Saved entries:
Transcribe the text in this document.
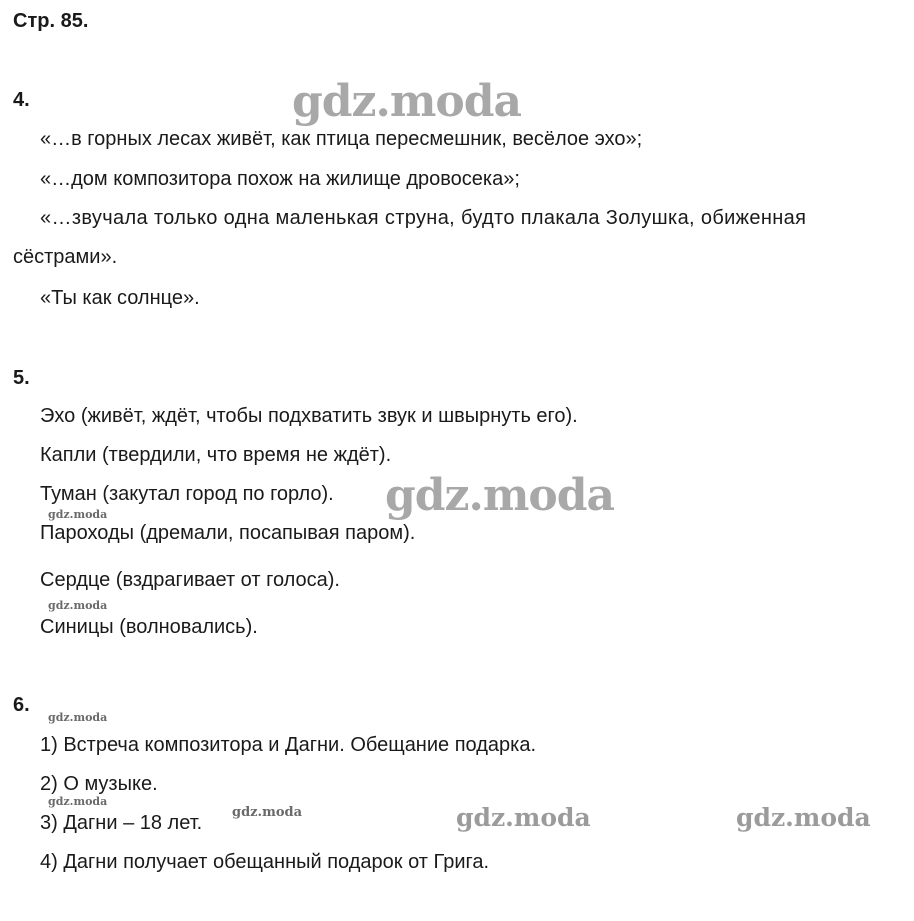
Стр. 85.
4.	gdz.moda
«…в горных лесах живёт, как птица пересмешник, весёлое эхо»;
«…дом композитора похож на жилище дровосека»;
«…звучала только одна маленькая струна, будто плакала Золушка, обиженная
сёстрами».
«Ты как солнце».
5.
Эхо (живёт, ждёт, чтобы подхватить звук и швырнуть его).
Капли (твердили, что время не ждёт).
Туман (закутал город по горло). gdz.moda
gdz.moda
Пароходы (дремали, посапывая паром).
Сердце (вздрагивает от голоса).
gdz.moda
Синицы (волновались).
6.
gdz.moda
1) Встреча композитора и Дагни. Обещание подарка.
2) О музыке.
gdz.moda
3) Дагни – 18 лет. gdz.moda	gdz.moda	gdz.moda
4) Дагни получает обещанный подарок от Грига.
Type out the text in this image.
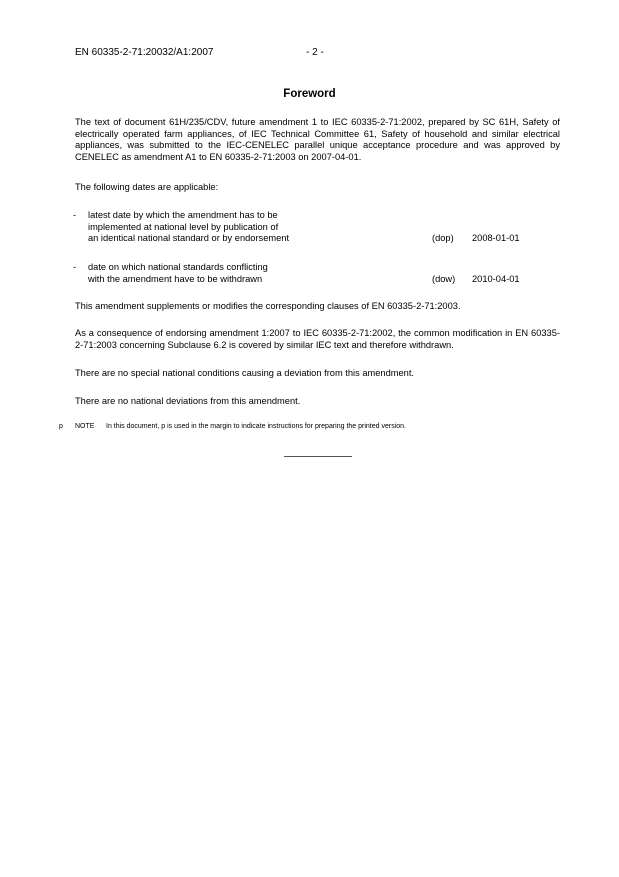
EN 60335-2-71:20032/A1:2007	- 2 -
Foreword

The text of document 61H/235/CDV, future amendment 1 to IEC 60335-2-71:2002, prepared by SC 61H, Safety of electrically operated farm appliances, of IEC Technical Committee 61, Safety of household and similar electrical appliances, was submitted to the IEC-CENELEC parallel unique acceptance procedure and was approved by CENELEC as amendment A1 to EN 60335-2-71:2003 on 2007-04-01.

The following dates are applicable:

- latest date by which the amendment has to be
implemented at national level by publication of
an identical national standard or by endorsement	(dop) 2008-01-01
- date on which national standards conflicting
with the amendment have to be withdrawn	(dow) 2010-04-01

This amendment supplements or modifies the corresponding clauses of EN 60335-2-71:2003.

As a consequence of endorsing amendment 1:2007 to IEC 60335-2-71:2002, the common modification in EN 60335-2-71:2003 concerning Subclause 6.2 is covered by similar IEC text and therefore withdrawn.

There are no special national conditions causing a deviation from this amendment.

There are no national deviations from this amendment.

p NOTE In this document, p is used in the margin to indicate instructions for preparing the printed version.
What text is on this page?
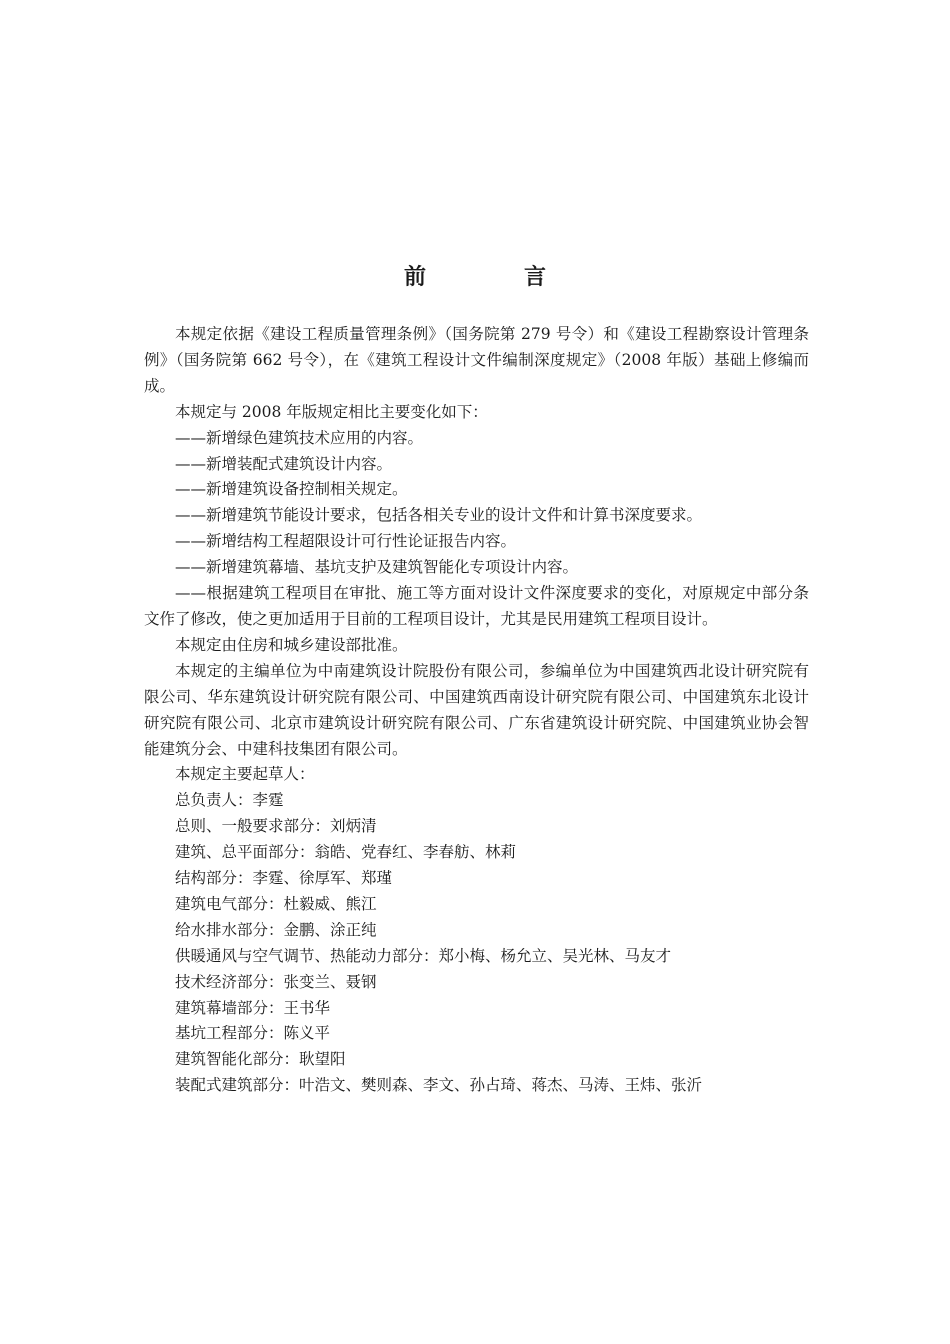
前　言

本规定依据《建设工程质量管理条例》（国务院第 279 号令）和《建设工程勘察设计管理条例》（国务院第 662 号令），在《建筑工程设计文件编制深度规定》（2008 年版）基础上修编而成。

本规定与 2008 年版规定相比主要变化如下：

——新增绿色建筑技术应用的内容。

——新增装配式建筑设计内容。

——新增建筑设备控制相关规定。

——新增建筑节能设计要求，包括各相关专业的设计文件和计算书深度要求。

——新增结构工程超限设计可行性论证报告内容。

——新增建筑幕墙、基坑支护及建筑智能化专项设计内容。

——根据建筑工程项目在审批、施工等方面对设计文件深度要求的变化，对原规定中部分条文作了修改，使之更加适用于目前的工程项目设计，尤其是民用建筑工程项目设计。

本规定由住房和城乡建设部批准。

本规定的主编单位为中南建筑设计院股份有限公司，参编单位为中国建筑西北设计研究院有限公司、华东建筑设计研究院有限公司、中国建筑西南设计研究院有限公司、中国建筑东北设计研究院有限公司、北京市建筑设计研究院有限公司、广东省建筑设计研究院、中国建筑业协会智能建筑分会、中建科技集团有限公司。

本规定主要起草人：

总负责人：李霆

总则、一般要求部分：刘炳清

建筑、总平面部分：翁皓、党春红、李春舫、林莉

结构部分：李霆、徐厚军、郑瑾

建筑电气部分：杜毅威、熊江

给水排水部分：金鹏、涂正纯

供暖通风与空气调节、热能动力部分：郑小梅、杨允立、吴光林、马友才

技术经济部分：张变兰、聂钢

建筑幕墙部分：王书华

基坑工程部分：陈义平

建筑智能化部分：耿望阳

装配式建筑部分：叶浩文、樊则森、李文、孙占琦、蒋杰、马涛、王炜、张沂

■ EXERCISE DIRECTIONS: Restate the whole listing above exactly, please, omitting every image.

■ ANSWER TO THE TASK:
Transcribe the text in this document.
Стр. 85.
4.	gdz.moda
«…в горных лесах живёт, как птица пересмешник, весёлое эхо»;
«…дом композитора похож на жилище дровосека»;
«…звучала только одна маленькая струна, будто плакала Золушка, обиженная
сёстрами».
«Ты как солнце».
5.
Эхо (живёт, ждёт, чтобы подхватить звук и швырнуть его).
Капли (твердили, что время не ждёт).
Туман (закутал город по горло). gdz.moda
gdz.moda
Пароходы (дремали, посапывая паром).
Сердце (вздрагивает от голоса).
gdz.moda
Синицы (волновались).
6.
gdz.moda
1) Встреча композитора и Дагни. Обещание подарка.
2) О музыке.
gdz.moda
3) Дагни – 18 лет. gdz.moda	gdz.moda	gdz.moda
4) Дагни получает обещанный подарок от Грига.
Type out the text in this image.
EN 60335-2-71:20032/A1:2007	- 2 -
Foreword

The text of document 61H/235/CDV, future amendment 1 to IEC 60335-2-71:2002, prepared by SC 61H, Safety of electrically operated farm appliances, of IEC Technical Committee 61, Safety of household and similar electrical appliances, was submitted to the IEC-CENELEC parallel unique acceptance procedure and was approved by CENELEC as amendment A1 to EN 60335-2-71:2003 on 2007-04-01.

The following dates are applicable:

- latest date by which the amendment has to be
implemented at national level by publication of
an identical national standard or by endorsement	(dop) 2008-01-01
- date on which national standards conflicting
with the amendment have to be withdrawn	(dow) 2010-04-01

This amendment supplements or modifies the corresponding clauses of EN 60335-2-71:2003.

As a consequence of endorsing amendment 1:2007 to IEC 60335-2-71:2002, the common modification in EN 60335-2-71:2003 concerning Subclause 6.2 is covered by similar IEC text and therefore withdrawn.

There are no special national conditions causing a deviation from this amendment.

There are no national deviations from this amendment.

p NOTE In this document, p is used in the margin to indicate instructions for preparing the printed version.
What text is on this page?
前　言

本规定依据《建设工程质量管理条例》（国务院第 279 号令）和《建设工程勘察设计管理条例》（国务院第 662 号令），在《建筑工程设计文件编制深度规定》（2008 年版）基础上修编而成。

本规定与 2008 年版规定相比主要变化如下：

——新增绿色建筑技术应用的内容。

——新增装配式建筑设计内容。

——新增建筑设备控制相关规定。

——新增建筑节能设计要求，包括各相关专业的设计文件和计算书深度要求。

——新增结构工程超限设计可行性论证报告内容。

——新增建筑幕墙、基坑支护及建筑智能化专项设计内容。

——根据建筑工程项目在审批、施工等方面对设计文件深度要求的变化，对原规定中部分条文作了修改，使之更加适用于目前的工程项目设计，尤其是民用建筑工程项目设计。

本规定由住房和城乡建设部批准。

本规定的主编单位为中南建筑设计院股份有限公司，参编单位为中国建筑西北设计研究院有限公司、华东建筑设计研究院有限公司、中国建筑西南设计研究院有限公司、中国建筑东北设计研究院有限公司、北京市建筑设计研究院有限公司、广东省建筑设计研究院、中国建筑业协会智能建筑分会、中建科技集团有限公司。

本规定主要起草人：

总负责人：李霆

总则、一般要求部分：刘炳清

建筑、总平面部分：翁皓、党春红、李春舫、林莉

结构部分：李霆、徐厚军、郑瑾

建筑电气部分：杜毅威、熊江

给水排水部分：金鹏、涂正纯

供暖通风与空气调节、热能动力部分：郑小梅、杨允立、吴光林、马友才

技术经济部分：张变兰、聂钢

建筑幕墙部分：王书华

基坑工程部分：陈义平

建筑智能化部分：耿望阳

装配式建筑部分：叶浩文、樊则森、李文、孙占琦、蒋杰、马涛、王炜、张沂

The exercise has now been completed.